[Rows from a dataset]
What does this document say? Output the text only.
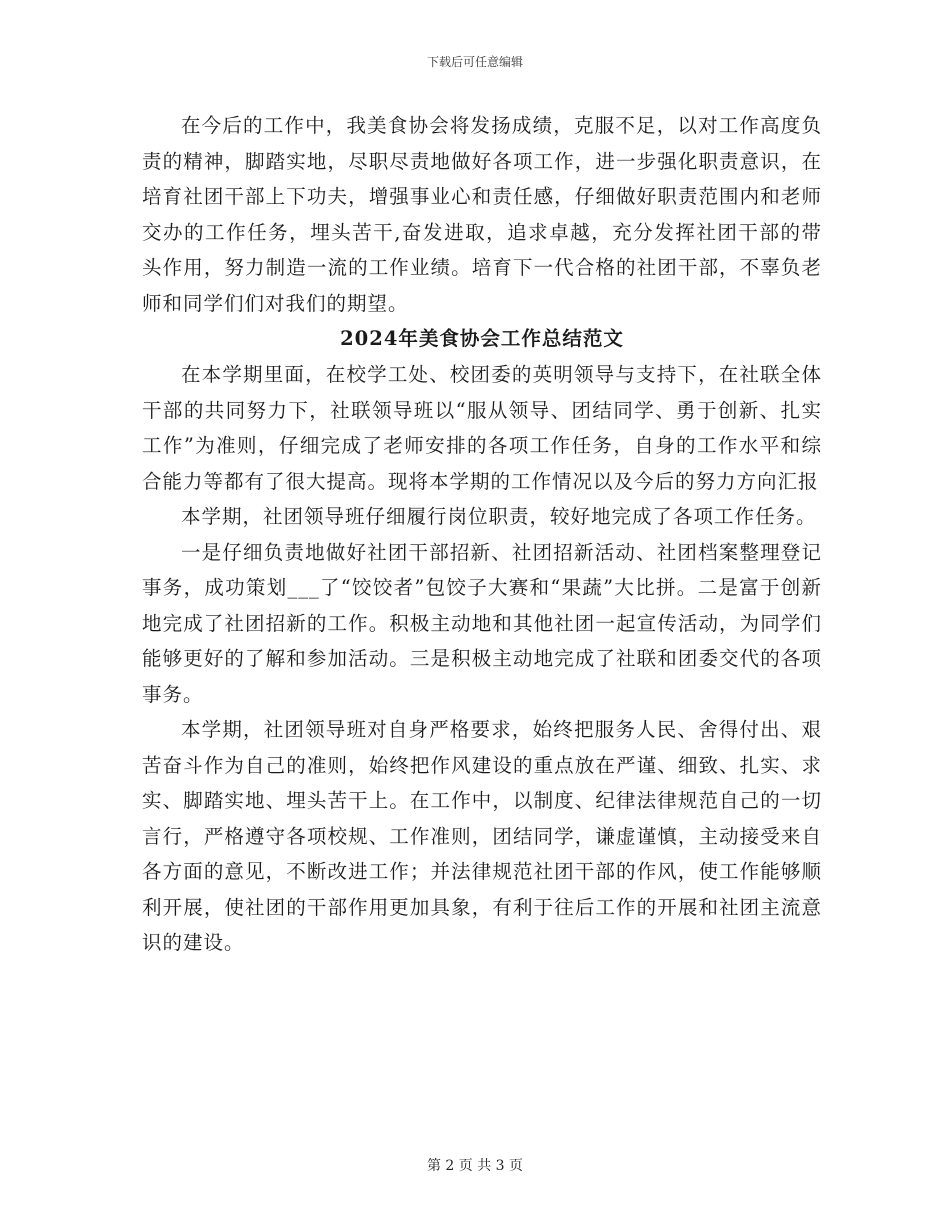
下载后可任意编辑

在今后的工作中，我美食协会将发扬成绩，克服不足，以对工作高度负责的精神，脚踏实地，尽职尽责地做好各项工作，进一步强化职责意识，在培育社团干部上下功夫，增强事业心和责任感，仔细做好职责范围内和老师交办的工作任务，埋头苦干,奋发进取，追求卓越，充分发挥社团干部的带头作用，努力制造一流的工作业绩。培育下一代合格的社团干部，不辜负老师和同学们们对我们的期望。

2024年美食协会工作总结范文

在本学期里面，在校学工处、校团委的英明领导与支持下，在社联全体干部的共同努力下，社联领导班以“服从领导、团结同学、勇于创新、扎实工作”为准则，仔细完成了老师安排的各项工作任务，自身的工作水平和综合能力等都有了很大提高。现将本学期的工作情况以及今后的努力方向汇报

本学期，社团领导班仔细履行岗位职责，较好地完成了各项工作任务。

一是仔细负责地做好社团干部招新、社团招新活动、社团档案整理登记事务，成功策划___了“饺饺者”包饺子大赛和“果蔬”大比拼。二是富于创新地完成了社团招新的工作。积极主动地和其他社团一起宣传活动，为同学们能够更好的了解和参加活动。三是积极主动地完成了社联和团委交代的各项事务。

本学期，社团领导班对自身严格要求，始终把服务人民、舍得付出、艰苦奋斗作为自己的准则，始终把作风建设的重点放在严谨、细致、扎实、求实、脚踏实地、埋头苦干上。在工作中，以制度、纪律法律规范自己的一切言行，严格遵守各项校规、工作准则，团结同学，谦虚谨慎，主动接受来自各方面的意见，不断改进工作；并法律规范社团干部的作风，使工作能够顺利开展，使社团的干部作用更加具象，有利于往后工作的开展和社团主流意识的建设。

第 2 页 共 3 页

--- Objective ---
Show every line from the entries above in which the word "脚踏实地" appears.

--- Exercise solution ---
在今后的工作中，我美食协会将发扬成绩，克服不足，以对工作高度负责的精神，脚踏实地，尽职尽责地做好各项工作，进一步强化职责意识，在培育社团干部上下功夫，增强事业心和责任感，仔细做好职责范围内和老师交办的工作任务，埋头苦干,奋发进取，追求卓越，充分发挥社团干部的带头作用，努力制造一流的工作业绩。培育下一代合格的社团干部，不辜负老师和同学们们对我们的期望。
本学期，社团领导班对自身严格要求，始终把服务人民、舍得付出、艰苦奋斗作为自己的准则，始终把作风建设的重点放在严谨、细致、扎实、求实、脚踏实地、埋头苦干上。在工作中，以制度、纪律法律规范自己的一切言行，严格遵守各项校规、工作准则，团结同学，谦虚谨慎，主动接受来自各方面的意见，不断改进工作；并法律规范社团干部的作风，使工作能够顺利开展，使社团的干部作用更加具象，有利于往后工作的开展和社团主流意识的建设。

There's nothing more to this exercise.